### [THE TASK]
Reproduce all of the data word for word.

### [RAW RECORDS]
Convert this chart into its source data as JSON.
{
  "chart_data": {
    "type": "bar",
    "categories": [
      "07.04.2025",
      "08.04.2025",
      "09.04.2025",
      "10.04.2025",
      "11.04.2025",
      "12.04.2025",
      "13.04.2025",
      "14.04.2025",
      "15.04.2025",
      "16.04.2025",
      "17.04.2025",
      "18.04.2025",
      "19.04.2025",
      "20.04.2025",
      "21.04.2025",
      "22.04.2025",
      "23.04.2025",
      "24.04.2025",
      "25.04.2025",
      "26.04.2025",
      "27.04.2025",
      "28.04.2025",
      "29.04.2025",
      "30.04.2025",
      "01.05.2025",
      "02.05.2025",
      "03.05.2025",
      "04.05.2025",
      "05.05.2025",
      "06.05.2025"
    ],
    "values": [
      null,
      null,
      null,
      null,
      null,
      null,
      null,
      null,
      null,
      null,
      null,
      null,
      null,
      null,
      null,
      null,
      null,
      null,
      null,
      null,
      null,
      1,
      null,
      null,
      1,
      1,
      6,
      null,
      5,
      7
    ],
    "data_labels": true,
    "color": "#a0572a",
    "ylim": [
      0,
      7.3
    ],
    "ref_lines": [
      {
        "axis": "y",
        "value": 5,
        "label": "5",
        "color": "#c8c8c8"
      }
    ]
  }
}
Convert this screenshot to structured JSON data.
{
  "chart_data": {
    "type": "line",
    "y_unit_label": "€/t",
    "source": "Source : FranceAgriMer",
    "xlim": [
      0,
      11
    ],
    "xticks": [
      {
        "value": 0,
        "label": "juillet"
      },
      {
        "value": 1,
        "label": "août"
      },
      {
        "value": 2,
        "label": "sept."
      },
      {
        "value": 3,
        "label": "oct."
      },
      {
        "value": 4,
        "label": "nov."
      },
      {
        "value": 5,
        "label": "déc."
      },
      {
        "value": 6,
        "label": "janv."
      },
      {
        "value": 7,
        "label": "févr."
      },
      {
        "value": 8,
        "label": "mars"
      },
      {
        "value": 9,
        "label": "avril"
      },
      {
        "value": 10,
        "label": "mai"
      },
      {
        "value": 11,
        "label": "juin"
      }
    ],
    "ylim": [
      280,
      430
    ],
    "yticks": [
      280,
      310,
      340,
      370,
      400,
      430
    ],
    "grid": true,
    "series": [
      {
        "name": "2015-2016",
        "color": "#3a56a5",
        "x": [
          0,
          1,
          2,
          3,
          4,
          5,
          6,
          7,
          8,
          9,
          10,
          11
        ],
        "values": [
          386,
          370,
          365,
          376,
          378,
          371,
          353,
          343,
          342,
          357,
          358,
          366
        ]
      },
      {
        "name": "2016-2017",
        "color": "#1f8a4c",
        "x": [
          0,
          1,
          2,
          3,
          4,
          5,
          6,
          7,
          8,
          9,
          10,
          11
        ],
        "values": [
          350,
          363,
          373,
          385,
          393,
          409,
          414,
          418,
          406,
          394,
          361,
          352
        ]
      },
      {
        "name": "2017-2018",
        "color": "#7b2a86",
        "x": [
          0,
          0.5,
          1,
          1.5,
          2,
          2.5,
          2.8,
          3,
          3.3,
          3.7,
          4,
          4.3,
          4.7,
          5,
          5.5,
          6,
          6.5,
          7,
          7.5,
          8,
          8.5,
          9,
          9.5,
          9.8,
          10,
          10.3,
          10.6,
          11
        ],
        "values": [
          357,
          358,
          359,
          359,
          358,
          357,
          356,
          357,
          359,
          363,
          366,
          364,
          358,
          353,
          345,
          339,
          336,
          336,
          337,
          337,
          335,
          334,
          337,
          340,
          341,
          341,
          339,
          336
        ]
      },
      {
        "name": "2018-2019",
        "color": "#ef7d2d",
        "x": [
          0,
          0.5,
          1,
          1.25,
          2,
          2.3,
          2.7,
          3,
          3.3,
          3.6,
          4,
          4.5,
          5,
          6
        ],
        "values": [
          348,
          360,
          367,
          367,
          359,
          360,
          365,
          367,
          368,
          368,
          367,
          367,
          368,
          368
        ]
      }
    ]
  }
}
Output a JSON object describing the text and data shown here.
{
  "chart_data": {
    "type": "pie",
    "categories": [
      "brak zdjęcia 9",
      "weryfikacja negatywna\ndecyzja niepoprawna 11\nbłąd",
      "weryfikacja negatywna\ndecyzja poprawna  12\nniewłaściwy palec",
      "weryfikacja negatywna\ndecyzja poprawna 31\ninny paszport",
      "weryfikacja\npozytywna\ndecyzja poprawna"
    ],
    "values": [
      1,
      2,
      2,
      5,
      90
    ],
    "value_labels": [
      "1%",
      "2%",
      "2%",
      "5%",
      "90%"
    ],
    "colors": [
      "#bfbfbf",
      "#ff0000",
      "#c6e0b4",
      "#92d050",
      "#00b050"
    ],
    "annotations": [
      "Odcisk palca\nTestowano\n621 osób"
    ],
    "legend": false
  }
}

### [OUTPUT OF THE EXERCISE]
Convert this chart into its source data as JSON.
{
  "chart_data": {
    "type": "bar",
    "categories": [
      "07.04.2025",
      "08.04.2025",
      "09.04.2025",
      "10.04.2025",
      "11.04.2025",
      "12.04.2025",
      "13.04.2025",
      "14.04.2025",
      "15.04.2025",
      "16.04.2025",
      "17.04.2025",
      "18.04.2025",
      "19.04.2025",
      "20.04.2025",
      "21.04.2025",
      "22.04.2025",
      "23.04.2025",
      "24.04.2025",
      "25.04.2025",
      "26.04.2025",
      "27.04.2025",
      "28.04.2025",
      "29.04.2025",
      "30.04.2025",
      "01.05.2025",
      "02.05.2025",
      "03.05.2025",
      "04.05.2025",
      "05.05.2025",
      "06.05.2025"
    ],
    "values": [
      null,
      null,
      null,
      null,
      null,
      null,
      null,
      null,
      null,
      null,
      null,
      null,
      null,
      null,
      null,
      null,
      null,
      null,
      null,
      null,
      null,
      1,
      null,
      null,
      1,
      1,
      6,
      null,
      5,
      7
    ],
    "data_labels": true,
    "color": "#a0572a",
    "ylim": [
      0,
      7.3
    ],
    "ref_lines": [
      {
        "axis": "y",
        "value": 5,
        "label": "5",
        "color": "#c8c8c8"
      }
    ]
  }
}
Convert this screenshot to structured JSON data.
{
  "chart_data": {
    "type": "line",
    "y_unit_label": "€/t",
    "source": "Source : FranceAgriMer",
    "xlim": [
      0,
      11
    ],
    "xticks": [
      {
        "value": 0,
        "label": "juillet"
      },
      {
        "value": 1,
        "label": "août"
      },
      {
        "value": 2,
        "label": "sept."
      },
      {
        "value": 3,
        "label": "oct."
      },
      {
        "value": 4,
        "label": "nov."
      },
      {
        "value": 5,
        "label": "déc."
      },
      {
        "value": 6,
        "label": "janv."
      },
      {
        "value": 7,
        "label": "févr."
      },
      {
        "value": 8,
        "label": "mars"
      },
      {
        "value": 9,
        "label": "avril"
      },
      {
        "value": 10,
        "label": "mai"
      },
      {
        "value": 11,
        "label": "juin"
      }
    ],
    "ylim": [
      280,
      430
    ],
    "yticks": [
      280,
      310,
      340,
      370,
      400,
      430
    ],
    "grid": true,
    "series": [
      {
        "name": "2015-2016",
        "color": "#3a56a5",
        "x": [
          0,
          1,
          2,
          3,
          4,
          5,
          6,
          7,
          8,
          9,
          10,
          11
        ],
        "values": [
          386,
          370,
          365,
          376,
          378,
          371,
          353,
          343,
          342,
          357,
          358,
          366
        ]
      },
      {
        "name": "2016-2017",
        "color": "#1f8a4c",
        "x": [
          0,
          1,
          2,
          3,
          4,
          5,
          6,
          7,
          8,
          9,
          10,
          11
        ],
        "values": [
          350,
          363,
          373,
          385,
          393,
          409,
          414,
          418,
          406,
          394,
          361,
          352
        ]
      },
      {
        "name": "2017-2018",
        "color": "#7b2a86",
        "x": [
          0,
          0.5,
          1,
          1.5,
          2,
          2.5,
          2.8,
          3,
          3.3,
          3.7,
          4,
          4.3,
          4.7,
          5,
          5.5,
          6,
          6.5,
          7,
          7.5,
          8,
          8.5,
          9,
          9.5,
          9.8,
          10,
          10.3,
          10.6,
          11
        ],
        "values": [
          357,
          358,
          359,
          359,
          358,
          357,
          356,
          357,
          359,
          363,
          366,
          364,
          358,
          353,
          345,
          339,
          336,
          336,
          337,
          337,
          335,
          334,
          337,
          340,
          341,
          341,
          339,
          336
        ]
      },
      {
        "name": "2018-2019",
        "color": "#ef7d2d",
        "x": [
          0,
          0.5,
          1,
          1.25,
          2,
          2.3,
          2.7,
          3,
          3.3,
          3.6,
          4,
          4.5,
          5,
          6
        ],
        "values": [
          348,
          360,
          367,
          367,
          359,
          360,
          365,
          367,
          368,
          368,
          367,
          367,
          368,
          368
        ]
      }
    ]
  }
}
Output a JSON object describing the text and data shown here.
{
  "chart_data": {
    "type": "pie",
    "categories": [
      "brak zdjęcia 9",
      "weryfikacja negatywna\ndecyzja niepoprawna 11\nbłąd",
      "weryfikacja negatywna\ndecyzja poprawna  12\nniewłaściwy palec",
      "weryfikacja negatywna\ndecyzja poprawna 31\ninny paszport",
      "weryfikacja\npozytywna\ndecyzja poprawna"
    ],
    "values": [
      1,
      2,
      2,
      5,
      90
    ],
    "value_labels": [
      "1%",
      "2%",
      "2%",
      "5%",
      "90%"
    ],
    "colors": [
      "#bfbfbf",
      "#ff0000",
      "#c6e0b4",
      "#92d050",
      "#00b050"
    ],
    "annotations": [
      "Odcisk palca\nTestowano\n621 osób"
    ],
    "legend": false
  }
}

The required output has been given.